_Requirements_
Repeat the whole of the data, keeping every detail the same.

(Extracted data entries)
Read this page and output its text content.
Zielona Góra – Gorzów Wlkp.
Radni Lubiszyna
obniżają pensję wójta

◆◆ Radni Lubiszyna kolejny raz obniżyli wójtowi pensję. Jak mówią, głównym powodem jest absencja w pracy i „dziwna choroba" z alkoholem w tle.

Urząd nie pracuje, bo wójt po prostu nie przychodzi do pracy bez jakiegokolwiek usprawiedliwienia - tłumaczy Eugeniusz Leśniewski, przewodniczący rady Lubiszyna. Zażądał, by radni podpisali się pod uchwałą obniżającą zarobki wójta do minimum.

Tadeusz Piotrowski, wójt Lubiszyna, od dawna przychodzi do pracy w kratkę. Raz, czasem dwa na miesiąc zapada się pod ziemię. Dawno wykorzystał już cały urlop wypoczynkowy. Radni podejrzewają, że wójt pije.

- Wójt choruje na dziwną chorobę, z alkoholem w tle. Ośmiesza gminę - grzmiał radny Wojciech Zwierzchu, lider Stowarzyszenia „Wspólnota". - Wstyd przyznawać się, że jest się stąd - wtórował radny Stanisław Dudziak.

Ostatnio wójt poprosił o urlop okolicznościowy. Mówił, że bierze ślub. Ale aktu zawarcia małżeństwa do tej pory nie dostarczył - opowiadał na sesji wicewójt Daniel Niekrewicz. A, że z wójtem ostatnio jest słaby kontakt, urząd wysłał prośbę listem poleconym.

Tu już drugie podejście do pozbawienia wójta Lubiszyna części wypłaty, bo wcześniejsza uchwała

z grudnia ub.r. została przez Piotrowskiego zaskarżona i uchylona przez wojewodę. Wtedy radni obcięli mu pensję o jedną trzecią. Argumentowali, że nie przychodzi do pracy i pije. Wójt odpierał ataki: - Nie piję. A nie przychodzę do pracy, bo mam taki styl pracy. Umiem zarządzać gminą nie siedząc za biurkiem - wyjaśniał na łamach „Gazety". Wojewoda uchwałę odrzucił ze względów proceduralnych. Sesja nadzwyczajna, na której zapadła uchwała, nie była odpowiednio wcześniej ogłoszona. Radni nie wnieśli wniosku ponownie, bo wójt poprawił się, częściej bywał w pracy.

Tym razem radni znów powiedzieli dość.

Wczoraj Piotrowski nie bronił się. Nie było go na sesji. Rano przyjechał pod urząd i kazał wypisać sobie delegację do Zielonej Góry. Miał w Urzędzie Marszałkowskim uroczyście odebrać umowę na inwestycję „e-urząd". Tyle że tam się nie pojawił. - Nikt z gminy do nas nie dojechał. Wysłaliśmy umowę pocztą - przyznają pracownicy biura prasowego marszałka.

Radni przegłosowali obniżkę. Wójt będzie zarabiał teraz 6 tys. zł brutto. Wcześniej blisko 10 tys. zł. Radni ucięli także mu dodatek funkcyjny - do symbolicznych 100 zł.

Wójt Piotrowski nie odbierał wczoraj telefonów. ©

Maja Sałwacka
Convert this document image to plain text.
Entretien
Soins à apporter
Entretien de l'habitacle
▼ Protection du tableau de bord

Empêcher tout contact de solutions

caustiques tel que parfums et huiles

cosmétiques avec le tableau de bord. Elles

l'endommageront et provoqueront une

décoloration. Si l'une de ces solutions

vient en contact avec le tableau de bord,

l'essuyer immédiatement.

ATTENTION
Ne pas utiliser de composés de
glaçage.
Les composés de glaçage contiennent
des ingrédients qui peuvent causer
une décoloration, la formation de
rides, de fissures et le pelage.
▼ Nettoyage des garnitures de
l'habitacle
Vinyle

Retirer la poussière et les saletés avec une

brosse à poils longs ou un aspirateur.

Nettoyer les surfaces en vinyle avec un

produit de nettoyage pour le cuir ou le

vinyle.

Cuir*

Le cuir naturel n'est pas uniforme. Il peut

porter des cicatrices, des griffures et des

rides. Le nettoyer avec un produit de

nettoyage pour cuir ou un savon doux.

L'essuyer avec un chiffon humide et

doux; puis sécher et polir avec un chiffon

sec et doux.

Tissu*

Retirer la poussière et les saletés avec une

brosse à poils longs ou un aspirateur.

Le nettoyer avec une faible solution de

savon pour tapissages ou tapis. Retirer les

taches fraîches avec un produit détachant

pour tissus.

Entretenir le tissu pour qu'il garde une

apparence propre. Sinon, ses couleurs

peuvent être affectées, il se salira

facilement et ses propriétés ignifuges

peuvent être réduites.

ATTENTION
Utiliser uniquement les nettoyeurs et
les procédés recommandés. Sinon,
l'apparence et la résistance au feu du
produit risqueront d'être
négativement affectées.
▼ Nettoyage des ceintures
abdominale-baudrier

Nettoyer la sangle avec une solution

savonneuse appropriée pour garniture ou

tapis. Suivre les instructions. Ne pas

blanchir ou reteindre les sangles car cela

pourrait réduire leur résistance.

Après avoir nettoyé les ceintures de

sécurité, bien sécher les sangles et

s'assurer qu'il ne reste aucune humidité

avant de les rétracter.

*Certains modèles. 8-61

_Solution to the exercise_
Read this page and output its text content.
Zielona Góra – Gorzów Wlkp.
Radni Lubiszyna
obniżają pensję wójta

◆◆ Radni Lubiszyna kolejny raz obniżyli wójtowi pensję. Jak mówią, głównym powodem jest absencja w pracy i „dziwna choroba" z alkoholem w tle.

Urząd nie pracuje, bo wójt po prostu nie przychodzi do pracy bez jakiegokolwiek usprawiedliwienia - tłumaczy Eugeniusz Leśniewski, przewodniczący rady Lubiszyna. Zażądał, by radni podpisali się pod uchwałą obniżającą zarobki wójta do minimum.

Tadeusz Piotrowski, wójt Lubiszyna, od dawna przychodzi do pracy w kratkę. Raz, czasem dwa na miesiąc zapada się pod ziemię. Dawno wykorzystał już cały urlop wypoczynkowy. Radni podejrzewają, że wójt pije.

- Wójt choruje na dziwną chorobę, z alkoholem w tle. Ośmiesza gminę - grzmiał radny Wojciech Zwierzchu, lider Stowarzyszenia „Wspólnota". - Wstyd przyznawać się, że jest się stąd - wtórował radny Stanisław Dudziak.

Ostatnio wójt poprosił o urlop okolicznościowy. Mówił, że bierze ślub. Ale aktu zawarcia małżeństwa do tej pory nie dostarczył - opowiadał na sesji wicewójt Daniel Niekrewicz. A, że z wójtem ostatnio jest słaby kontakt, urząd wysłał prośbę listem poleconym.

Tu już drugie podejście do pozbawienia wójta Lubiszyna części wypłaty, bo wcześniejsza uchwała

z grudnia ub.r. została przez Piotrowskiego zaskarżona i uchylona przez wojewodę. Wtedy radni obcięli mu pensję o jedną trzecią. Argumentowali, że nie przychodzi do pracy i pije. Wójt odpierał ataki: - Nie piję. A nie przychodzę do pracy, bo mam taki styl pracy. Umiem zarządzać gminą nie siedząc za biurkiem - wyjaśniał na łamach „Gazety". Wojewoda uchwałę odrzucił ze względów proceduralnych. Sesja nadzwyczajna, na której zapadła uchwała, nie była odpowiednio wcześniej ogłoszona. Radni nie wnieśli wniosku ponownie, bo wójt poprawił się, częściej bywał w pracy.

Tym razem radni znów powiedzieli dość.

Wczoraj Piotrowski nie bronił się. Nie było go na sesji. Rano przyjechał pod urząd i kazał wypisać sobie delegację do Zielonej Góry. Miał w Urzędzie Marszałkowskim uroczyście odebrać umowę na inwestycję „e-urząd". Tyle że tam się nie pojawił. - Nikt z gminy do nas nie dojechał. Wysłaliśmy umowę pocztą - przyznają pracownicy biura prasowego marszałka.

Radni przegłosowali obniżkę. Wójt będzie zarabiał teraz 6 tys. zł brutto. Wcześniej blisko 10 tys. zł. Radni ucięli także mu dodatek funkcyjny - do symbolicznych 100 zł.

Wójt Piotrowski nie odbierał wczoraj telefonów. ©

Maja Sałwacka
Convert this document image to plain text.
Entretien
Soins à apporter
Entretien de l'habitacle
▼ Protection du tableau de bord

Empêcher tout contact de solutions

caustiques tel que parfums et huiles

cosmétiques avec le tableau de bord. Elles

l'endommageront et provoqueront une

décoloration. Si l'une de ces solutions

vient en contact avec le tableau de bord,

l'essuyer immédiatement.

ATTENTION
Ne pas utiliser de composés de
glaçage.
Les composés de glaçage contiennent
des ingrédients qui peuvent causer
une décoloration, la formation de
rides, de fissures et le pelage.
▼ Nettoyage des garnitures de
l'habitacle
Vinyle

Retirer la poussière et les saletés avec une

brosse à poils longs ou un aspirateur.

Nettoyer les surfaces en vinyle avec un

produit de nettoyage pour le cuir ou le

vinyle.

Cuir*

Le cuir naturel n'est pas uniforme. Il peut

porter des cicatrices, des griffures et des

rides. Le nettoyer avec un produit de

nettoyage pour cuir ou un savon doux.

L'essuyer avec un chiffon humide et

doux; puis sécher et polir avec un chiffon

sec et doux.

Tissu*

Retirer la poussière et les saletés avec une

brosse à poils longs ou un aspirateur.

Le nettoyer avec une faible solution de

savon pour tapissages ou tapis. Retirer les

taches fraîches avec un produit détachant

pour tissus.

Entretenir le tissu pour qu'il garde une

apparence propre. Sinon, ses couleurs

peuvent être affectées, il se salira

facilement et ses propriétés ignifuges

peuvent être réduites.

ATTENTION
Utiliser uniquement les nettoyeurs et
les procédés recommandés. Sinon,
l'apparence et la résistance au feu du
produit risqueront d'être
négativement affectées.
▼ Nettoyage des ceintures
abdominale-baudrier

Nettoyer la sangle avec une solution

savonneuse appropriée pour garniture ou

tapis. Suivre les instructions. Ne pas

blanchir ou reteindre les sangles car cela

pourrait réduire leur résistance.

Après avoir nettoyé les ceintures de

sécurité, bien sécher les sangles et

s'assurer qu'il ne reste aucune humidité

avant de les rétracter.

*Certains modèles. 8-61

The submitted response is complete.